Problem:
Repeat every record below exactly, but leave out any pictures.

Given data:
· · · · · · ·

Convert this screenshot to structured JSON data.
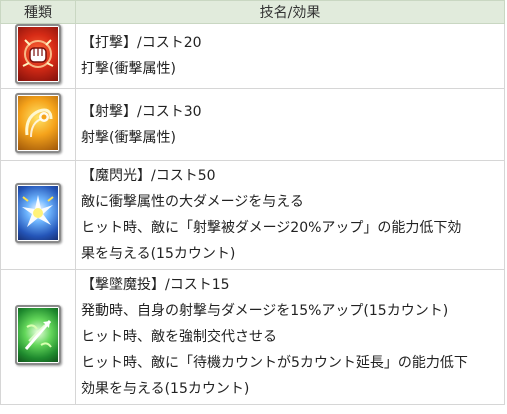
{
  "header": {
    "col_type": "種類",
    "col_effect": "技名/効果"
  },
  "rows": [
    {
      "icon": "fist-strike-icon",
      "color": "#d62b16",
      "lines": [
        "【打撃】/コスト20",
        "打撃(衝撃属性)"
      ]
    },
    {
      "icon": "shot-swirl-icon",
      "color": "#f5a31b",
      "lines": [
        "【射撃】/コスト30",
        "射撃(衝撃属性)"
      ]
    },
    {
      "icon": "magic-flash-icon",
      "color": "#2455b8",
      "lines": [
        "【魔閃光】/コスト50",
        "敵に衝撃属性の大ダメージを与える",
        "ヒット時、敵に「射撃被ダメージ20%アップ」の能力低下効",
        "果を与える(15カウント)"
      ]
    },
    {
      "icon": "crash-magic-throw-icon",
      "color": "#1f8a2e",
      "lines": [
        "【撃墜魔投】/コスト15",
        "発動時、自身の射撃与ダメージを15%アップ(15カウント)",
        "ヒット時、敵を強制交代させる",
        "ヒット時、敵に「待機カウントが5カウント延長」の能力低下",
        "効果を与える(15カウント)"
      ]
    }
  ]
}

· · · · · · ·

Output for this task:
Convert this screenshot to structured JSON data.
{
  "header": {
    "col_type": "種類",
    "col_effect": "技名/効果"
  },
  "rows": [
    {
      "icon": "fist-strike-icon",
      "color": "#d62b16",
      "lines": [
        "【打撃】/コスト20",
        "打撃(衝撃属性)"
      ]
    },
    {
      "icon": "shot-swirl-icon",
      "color": "#f5a31b",
      "lines": [
        "【射撃】/コスト30",
        "射撃(衝撃属性)"
      ]
    },
    {
      "icon": "magic-flash-icon",
      "color": "#2455b8",
      "lines": [
        "【魔閃光】/コスト50",
        "敵に衝撃属性の大ダメージを与える",
        "ヒット時、敵に「射撃被ダメージ20%アップ」の能力低下効",
        "果を与える(15カウント)"
      ]
    },
    {
      "icon": "crash-magic-throw-icon",
      "color": "#1f8a2e",
      "lines": [
        "【撃墜魔投】/コスト15",
        "発動時、自身の射撃与ダメージを15%アップ(15カウント)",
        "ヒット時、敵を強制交代させる",
        "ヒット時、敵に「待機カウントが5カウント延長」の能力低下",
        "効果を与える(15カウント)"
      ]
    }
  ]
}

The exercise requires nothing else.